Stated goal →
Copy the lines below as they are; omit the images they contain.

--- START OF Dataset excerpts ---

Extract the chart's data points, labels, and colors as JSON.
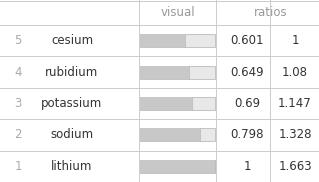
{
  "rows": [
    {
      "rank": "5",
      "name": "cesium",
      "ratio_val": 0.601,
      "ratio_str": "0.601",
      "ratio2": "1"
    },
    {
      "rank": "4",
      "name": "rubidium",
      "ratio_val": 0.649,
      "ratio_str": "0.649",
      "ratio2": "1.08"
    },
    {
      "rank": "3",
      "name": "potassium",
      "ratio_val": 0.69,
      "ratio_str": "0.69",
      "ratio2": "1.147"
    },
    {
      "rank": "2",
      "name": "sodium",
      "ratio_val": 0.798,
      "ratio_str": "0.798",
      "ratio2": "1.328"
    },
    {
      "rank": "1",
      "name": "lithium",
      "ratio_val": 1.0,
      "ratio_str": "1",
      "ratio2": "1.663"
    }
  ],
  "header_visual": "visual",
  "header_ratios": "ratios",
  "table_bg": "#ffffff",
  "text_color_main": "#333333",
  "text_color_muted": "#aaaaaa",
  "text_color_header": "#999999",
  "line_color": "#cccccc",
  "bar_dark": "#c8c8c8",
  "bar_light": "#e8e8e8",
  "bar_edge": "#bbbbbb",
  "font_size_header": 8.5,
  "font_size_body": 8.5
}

--- END OF Dataset excerpts ---

Complete answer →
Extract the chart's data points, labels, and colors as JSON.
{
  "rows": [
    {
      "rank": "5",
      "name": "cesium",
      "ratio_val": 0.601,
      "ratio_str": "0.601",
      "ratio2": "1"
    },
    {
      "rank": "4",
      "name": "rubidium",
      "ratio_val": 0.649,
      "ratio_str": "0.649",
      "ratio2": "1.08"
    },
    {
      "rank": "3",
      "name": "potassium",
      "ratio_val": 0.69,
      "ratio_str": "0.69",
      "ratio2": "1.147"
    },
    {
      "rank": "2",
      "name": "sodium",
      "ratio_val": 0.798,
      "ratio_str": "0.798",
      "ratio2": "1.328"
    },
    {
      "rank": "1",
      "name": "lithium",
      "ratio_val": 1.0,
      "ratio_str": "1",
      "ratio2": "1.663"
    }
  ],
  "header_visual": "visual",
  "header_ratios": "ratios",
  "table_bg": "#ffffff",
  "text_color_main": "#333333",
  "text_color_muted": "#aaaaaa",
  "text_color_header": "#999999",
  "line_color": "#cccccc",
  "bar_dark": "#c8c8c8",
  "bar_light": "#e8e8e8",
  "bar_edge": "#bbbbbb",
  "font_size_header": 8.5,
  "font_size_body": 8.5
}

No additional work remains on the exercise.